» Tasks
A - In the text on profit warnings and StockRanks below, what was the median StockRank of a company warning on profits?
B - Translate this sentence from the text on profit warnings and StockRanks below into Spanish: "Companies with 81+ SR fared worst of all with a massive loss of -26.71% on average."
C - Please continue the text on profit warnings and StockRanks below, picking up after its final sentence.

» Selected excerpt
━━━

Highest and Lowest Stockranks, Distributions
The highest rank was that of Plus500 (99), and the lowest was Eve Sleep (0). It seems that rank does not affect the possibility of a profit warning at all. The median SR of a company warning on profits was 56, and the average was 55.
The distribution is quite even:
We are unsure of the distribution of Stockranks for all companies, but it appears from this data that profit warnings affect companies of any SR fairly equally. With the 61-80 category being the most popular, it appears that picking companies with reasonable ratings is no real protection from future profit warnings. This makes sense in line with the ‘backwards-looking’ metric.
Performance of companies grouped by StockRank
This brought out some interesting results. Let us re-iterate that the data set is still small, and as such limited conclusions can be drawn. Price changes are from the average of first hour trading following the warning.
Companies with 81+ SR fared worst of all with a massive loss of -26.71% on average. In fact many of the very top rated stocks are yet to make any recovery, such as Plus500 (-26.53%), Royal Mail (-45.37%), and Nexus Infrastructure (-19.37%) all being 98 or above. In fact only three companies out of the 21 in this category have gone on to have a higher price since their warning, for interest these are Character Group (+15.71%), Galliford Try (+10.71%) and Portmeirion (+0.43%)
In addition, the SR picked out some businesses that seemed to have structural decline issues facing them, such as Bonmarche (85), Moss Bros (91), and some such as Goals Soccer Centres gave some really bad news in the form of accounting irregularities. Some of the worst performers were in this category.
Companies with SR of 61-80 was the most populous segment with 26 companies. The performance was middle of the road. There was an average of a 9.3% decrease (this is pretty much in line with the average of the whole dataset. The distribution of profits was much better. 10 out of the 26 being equal to or above their profit warning price. There were some big losers and winners here, Flybe had a rank of 70 and was a wipeout, KCOM had a rank of 65 and was taken over at a large premium.

━━━

» Data for review
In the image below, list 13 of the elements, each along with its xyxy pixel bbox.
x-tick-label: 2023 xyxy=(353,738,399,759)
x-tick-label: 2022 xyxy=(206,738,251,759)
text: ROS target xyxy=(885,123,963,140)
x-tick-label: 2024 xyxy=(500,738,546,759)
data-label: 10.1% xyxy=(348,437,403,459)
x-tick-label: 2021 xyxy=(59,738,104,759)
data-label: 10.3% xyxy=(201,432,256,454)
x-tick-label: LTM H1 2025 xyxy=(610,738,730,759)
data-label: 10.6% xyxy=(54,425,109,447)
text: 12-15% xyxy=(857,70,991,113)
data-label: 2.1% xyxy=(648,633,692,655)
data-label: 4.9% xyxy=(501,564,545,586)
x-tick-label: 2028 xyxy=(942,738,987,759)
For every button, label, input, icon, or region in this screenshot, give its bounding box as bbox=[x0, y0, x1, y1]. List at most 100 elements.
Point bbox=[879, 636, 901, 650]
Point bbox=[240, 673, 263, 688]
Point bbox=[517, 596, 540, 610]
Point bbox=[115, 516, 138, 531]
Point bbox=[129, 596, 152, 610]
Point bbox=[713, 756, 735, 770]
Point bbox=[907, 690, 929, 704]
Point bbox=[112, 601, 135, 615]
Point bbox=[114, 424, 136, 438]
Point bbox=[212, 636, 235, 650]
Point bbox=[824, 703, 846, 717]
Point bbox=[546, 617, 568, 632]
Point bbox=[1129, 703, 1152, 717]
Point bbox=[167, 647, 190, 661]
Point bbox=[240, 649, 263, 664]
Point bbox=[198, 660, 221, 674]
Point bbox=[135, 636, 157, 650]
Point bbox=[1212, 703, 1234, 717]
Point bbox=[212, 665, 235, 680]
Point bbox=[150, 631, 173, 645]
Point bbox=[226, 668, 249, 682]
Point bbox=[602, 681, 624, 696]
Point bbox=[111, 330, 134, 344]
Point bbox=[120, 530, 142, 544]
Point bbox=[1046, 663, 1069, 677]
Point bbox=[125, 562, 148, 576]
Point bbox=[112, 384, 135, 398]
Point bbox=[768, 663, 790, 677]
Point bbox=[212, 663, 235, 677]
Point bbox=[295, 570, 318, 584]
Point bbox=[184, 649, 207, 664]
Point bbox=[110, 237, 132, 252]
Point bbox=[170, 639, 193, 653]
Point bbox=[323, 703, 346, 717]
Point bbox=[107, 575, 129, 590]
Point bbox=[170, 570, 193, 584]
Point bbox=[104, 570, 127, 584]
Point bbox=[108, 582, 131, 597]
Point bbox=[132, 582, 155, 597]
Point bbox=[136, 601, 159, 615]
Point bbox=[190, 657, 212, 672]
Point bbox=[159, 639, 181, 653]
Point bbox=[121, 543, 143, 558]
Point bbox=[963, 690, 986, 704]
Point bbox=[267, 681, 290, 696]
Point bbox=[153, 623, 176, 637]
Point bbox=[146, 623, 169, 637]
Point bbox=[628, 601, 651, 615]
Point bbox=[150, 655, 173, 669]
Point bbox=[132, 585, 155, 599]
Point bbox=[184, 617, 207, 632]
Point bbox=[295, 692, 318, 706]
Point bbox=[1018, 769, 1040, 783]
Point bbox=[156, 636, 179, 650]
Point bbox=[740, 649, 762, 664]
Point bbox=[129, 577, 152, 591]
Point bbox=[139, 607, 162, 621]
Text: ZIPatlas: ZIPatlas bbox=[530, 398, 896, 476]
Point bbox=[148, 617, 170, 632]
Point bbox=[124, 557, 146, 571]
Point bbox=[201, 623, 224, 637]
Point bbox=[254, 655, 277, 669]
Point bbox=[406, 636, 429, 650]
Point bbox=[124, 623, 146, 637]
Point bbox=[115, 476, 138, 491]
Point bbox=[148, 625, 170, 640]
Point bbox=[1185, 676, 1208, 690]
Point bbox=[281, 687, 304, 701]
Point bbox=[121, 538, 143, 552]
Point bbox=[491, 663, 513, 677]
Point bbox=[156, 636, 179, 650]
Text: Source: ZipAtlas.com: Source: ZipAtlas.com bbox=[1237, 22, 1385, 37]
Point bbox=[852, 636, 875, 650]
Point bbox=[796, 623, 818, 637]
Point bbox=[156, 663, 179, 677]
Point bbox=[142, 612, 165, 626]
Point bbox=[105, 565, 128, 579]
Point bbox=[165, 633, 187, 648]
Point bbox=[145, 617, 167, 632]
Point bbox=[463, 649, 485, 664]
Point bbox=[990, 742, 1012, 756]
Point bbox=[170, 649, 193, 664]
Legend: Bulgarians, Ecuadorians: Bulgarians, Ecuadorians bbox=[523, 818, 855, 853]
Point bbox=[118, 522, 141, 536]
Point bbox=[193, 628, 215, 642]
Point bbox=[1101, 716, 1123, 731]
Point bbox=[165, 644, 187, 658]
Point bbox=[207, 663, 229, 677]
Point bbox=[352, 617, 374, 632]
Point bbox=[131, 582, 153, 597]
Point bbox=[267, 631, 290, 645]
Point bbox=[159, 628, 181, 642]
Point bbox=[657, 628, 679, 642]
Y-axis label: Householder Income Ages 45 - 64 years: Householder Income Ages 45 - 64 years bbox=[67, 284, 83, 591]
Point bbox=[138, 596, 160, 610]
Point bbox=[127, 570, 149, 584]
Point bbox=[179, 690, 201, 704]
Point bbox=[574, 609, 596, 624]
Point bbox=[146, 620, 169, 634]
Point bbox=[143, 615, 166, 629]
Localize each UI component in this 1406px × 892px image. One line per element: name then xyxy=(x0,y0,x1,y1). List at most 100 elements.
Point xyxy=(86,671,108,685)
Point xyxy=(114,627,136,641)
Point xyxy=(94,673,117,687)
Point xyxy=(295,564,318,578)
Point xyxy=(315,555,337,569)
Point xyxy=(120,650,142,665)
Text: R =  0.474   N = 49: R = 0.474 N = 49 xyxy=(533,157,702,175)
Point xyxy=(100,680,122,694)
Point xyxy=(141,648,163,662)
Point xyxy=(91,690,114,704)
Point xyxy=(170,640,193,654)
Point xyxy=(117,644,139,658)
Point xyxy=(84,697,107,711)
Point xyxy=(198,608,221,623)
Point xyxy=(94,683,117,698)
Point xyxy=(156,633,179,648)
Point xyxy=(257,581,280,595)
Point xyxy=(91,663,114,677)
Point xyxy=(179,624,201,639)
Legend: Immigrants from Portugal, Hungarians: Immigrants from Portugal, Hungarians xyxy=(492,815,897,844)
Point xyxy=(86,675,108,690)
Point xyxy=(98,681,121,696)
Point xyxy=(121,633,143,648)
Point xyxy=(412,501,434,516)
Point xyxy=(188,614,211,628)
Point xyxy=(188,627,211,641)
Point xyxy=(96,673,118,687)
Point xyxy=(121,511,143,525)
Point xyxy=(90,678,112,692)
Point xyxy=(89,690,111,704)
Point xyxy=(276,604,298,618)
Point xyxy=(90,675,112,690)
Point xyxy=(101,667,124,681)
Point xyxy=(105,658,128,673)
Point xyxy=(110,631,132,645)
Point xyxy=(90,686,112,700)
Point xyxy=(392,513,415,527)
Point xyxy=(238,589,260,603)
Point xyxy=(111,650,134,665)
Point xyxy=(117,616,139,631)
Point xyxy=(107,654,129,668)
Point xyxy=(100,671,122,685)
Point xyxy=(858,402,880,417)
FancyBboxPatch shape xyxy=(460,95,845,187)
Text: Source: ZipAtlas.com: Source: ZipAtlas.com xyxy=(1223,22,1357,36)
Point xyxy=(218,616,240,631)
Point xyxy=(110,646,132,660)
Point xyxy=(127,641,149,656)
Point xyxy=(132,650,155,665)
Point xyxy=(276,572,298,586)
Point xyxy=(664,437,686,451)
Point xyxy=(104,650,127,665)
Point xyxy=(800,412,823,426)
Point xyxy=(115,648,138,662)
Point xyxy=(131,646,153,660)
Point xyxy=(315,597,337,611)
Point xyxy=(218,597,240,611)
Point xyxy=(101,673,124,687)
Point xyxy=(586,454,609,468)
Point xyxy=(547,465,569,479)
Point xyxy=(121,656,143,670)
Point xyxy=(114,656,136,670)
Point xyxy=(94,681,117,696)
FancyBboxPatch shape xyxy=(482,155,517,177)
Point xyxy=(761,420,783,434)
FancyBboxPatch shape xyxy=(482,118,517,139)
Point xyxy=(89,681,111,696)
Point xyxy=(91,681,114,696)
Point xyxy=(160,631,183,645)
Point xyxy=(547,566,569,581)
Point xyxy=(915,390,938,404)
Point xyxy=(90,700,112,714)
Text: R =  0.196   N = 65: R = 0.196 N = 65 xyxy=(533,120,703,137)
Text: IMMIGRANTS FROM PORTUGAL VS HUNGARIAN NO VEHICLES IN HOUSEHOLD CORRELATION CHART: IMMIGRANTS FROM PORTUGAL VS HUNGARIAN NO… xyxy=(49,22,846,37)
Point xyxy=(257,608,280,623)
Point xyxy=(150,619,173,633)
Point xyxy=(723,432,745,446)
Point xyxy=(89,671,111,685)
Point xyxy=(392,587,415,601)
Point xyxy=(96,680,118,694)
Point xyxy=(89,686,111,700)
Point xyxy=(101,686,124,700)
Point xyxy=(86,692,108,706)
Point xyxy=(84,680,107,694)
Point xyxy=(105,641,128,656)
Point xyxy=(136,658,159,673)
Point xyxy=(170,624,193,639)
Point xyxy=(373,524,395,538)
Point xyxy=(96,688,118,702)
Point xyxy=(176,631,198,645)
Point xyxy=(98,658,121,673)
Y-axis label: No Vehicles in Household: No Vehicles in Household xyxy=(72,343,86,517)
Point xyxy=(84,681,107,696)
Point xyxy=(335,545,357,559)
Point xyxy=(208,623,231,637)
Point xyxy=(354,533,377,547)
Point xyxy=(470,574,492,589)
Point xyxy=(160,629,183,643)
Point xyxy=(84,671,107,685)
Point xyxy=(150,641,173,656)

━━━

» Answers to the problems
A - 56

B - Las empresas con un SR de 81 o más fueron las que peor resultado tuvieron, con una pérdida enorme del -26,71 % de media.

C -
Companies with SR of 41-60 overall outperformed and were up be 3.43% overall from 21 entries. In fact, more than half (11) of all companies were at higher prices than at the profit warning date. Surprisingly, there are only two companies where the share price dropped by more than another 50%: Superdry (-50.96%) and Xaar (-73.64%). This result is perhaps slightly skewed by a big outsider which was bought out: WYG had a SR of 45 but its takeover price represented a near 200% premium of its profit warning price.
Companies with SR of 21-40 were the second worst group, delivering an average loss of 19.95%. In this category, there were a couple of wipeouts: both Debenhams and Thomas Cook were not good investments. Brady (-91.22%) also lost most of its value, whereas CVS Group (+110.52%) doubled since its warning.
Companies with SR of 0-20 fared best of all, although this was on more limited data (16 entries). The reasons why jump out straight away, there are two companies which more than doubled in value: Frontier Smart (+123.18%) and the star performer Ten Lifestyle (+294.07%). There were a couple of big losers: MySale (-85%) and LoopUp (-62.71%). The big winners have skewed the results. It’ll be interesting to see what happens on a bigger set of data.
So there we have it. The rough conclusion at present is that companies with a higher StockRank suffer more when they issue profit warnings. The ones with the worst may actually fare better.
Some of this isn’t particularly a surprise to me. Companies with a high rank are often ‘flavour of the month’ type companies, and are often well bought. Because momentum is a component in the ranking, they also tend to be at high prices. A profit warning often derails momentum, and so these types of shares have further to fall.
Companies with lower ranks tend to be lacking this boost, and may be unpopular with investors anyway. So arguably a lot of bad news could already be priced in.